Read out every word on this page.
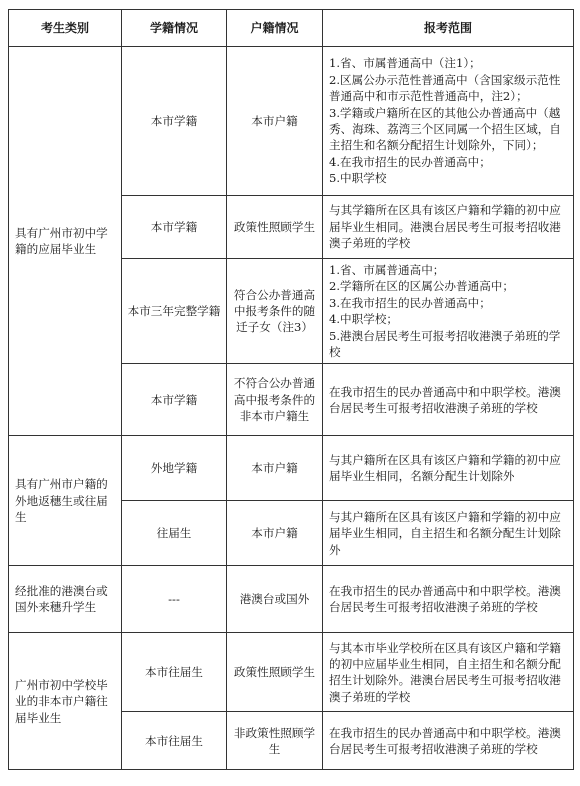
考生类别	学籍情况	户籍情况	报考范围
具有广州市初中学籍的应届毕业生	本市学籍	本市户籍	1.省、市属普通高中（注1）；
2.区属公办示范性普通高中（含国家级示范性普通高中和市示范性普通高中，注2）；
3.学籍或户籍所在区的其他公办普通高中（越秀、海珠、荔湾三个区同属一个招生区域，自主招生和名额分配招生计划除外，下同）；
4.在我市招生的民办普通高中；
5.中职学校

	本市学籍	政策性照顾学生	与其学籍所在区具有该区户籍和学籍的初中应届毕业生相同。港澳台居民考生可报考招收港澳子弟班的学校

	本市三年完整学籍	符合公办普通高中报考条件的随迁子女（注3）	1.省、市属普通高中；
2.学籍所在区的区属公办普通高中；
3.在我市招生的民办普通高中；
4.中职学校；
5.港澳台居民考生可报考招收港澳子弟班的学校

	本市学籍	不符合公办普通高中报考条件的非本市户籍生	在我市招生的民办普通高中和中职学校。港澳台居民考生可报考招收港澳子弟班的学校

具有广州市户籍的外地返穗生或往届生	外地学籍	本市户籍	与其户籍所在区具有该区户籍和学籍的初中应届毕业生相同，名额分配生计划除外

	往届生	本市户籍	与其户籍所在区具有该区户籍和学籍的初中应届毕业生相同，自主招生和名额分配生计划除外

经批准的港澳台或国外来穗升学生	---	港澳台或国外	在我市招生的民办普通高中和中职学校。港澳台居民考生可报考招收港澳子弟班的学校

广州市初中学校毕业的非本市户籍往届毕业生	本市往届生	政策性照顾学生	与其本市毕业学校所在区具有该区户籍和学籍的初中应届毕业生相同，自主招生和名额分配招生计划除外。港澳台居民考生可报考招收港澳子弟班的学校

	本市往届生	非政策性照顾学生	在我市招生的民办普通高中和中职学校。港澳台居民考生可报考招收港澳子弟班的学校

* [Exercise task]: Repeat all of the entries word for word, but omit the pictures.

* [Response to this exercise]:
Read out every word on this page.
考生类别	学籍情况	户籍情况	报考范围
具有广州市初中学籍的应届毕业生	本市学籍	本市户籍	1.省、市属普通高中（注1）；
2.区属公办示范性普通高中（含国家级示范性普通高中和市示范性普通高中，注2）；
3.学籍或户籍所在区的其他公办普通高中（越秀、海珠、荔湾三个区同属一个招生区域，自主招生和名额分配招生计划除外，下同）；
4.在我市招生的民办普通高中；
5.中职学校

	本市学籍	政策性照顾学生	与其学籍所在区具有该区户籍和学籍的初中应届毕业生相同。港澳台居民考生可报考招收港澳子弟班的学校

	本市三年完整学籍	符合公办普通高中报考条件的随迁子女（注3）	1.省、市属普通高中；
2.学籍所在区的区属公办普通高中；
3.在我市招生的民办普通高中；
4.中职学校；
5.港澳台居民考生可报考招收港澳子弟班的学校

	本市学籍	不符合公办普通高中报考条件的非本市户籍生	在我市招生的民办普通高中和中职学校。港澳台居民考生可报考招收港澳子弟班的学校

具有广州市户籍的外地返穗生或往届生	外地学籍	本市户籍	与其户籍所在区具有该区户籍和学籍的初中应届毕业生相同，名额分配生计划除外

	往届生	本市户籍	与其户籍所在区具有该区户籍和学籍的初中应届毕业生相同，自主招生和名额分配生计划除外

经批准的港澳台或国外来穗升学生	---	港澳台或国外	在我市招生的民办普通高中和中职学校。港澳台居民考生可报考招收港澳子弟班的学校

广州市初中学校毕业的非本市户籍往届毕业生	本市往届生	政策性照顾学生	与其本市毕业学校所在区具有该区户籍和学籍的初中应届毕业生相同，自主招生和名额分配招生计划除外。港澳台居民考生可报考招收港澳子弟班的学校

	本市往届生	非政策性照顾学生	在我市招生的民办普通高中和中职学校。港澳台居民考生可报考招收港澳子弟班的学校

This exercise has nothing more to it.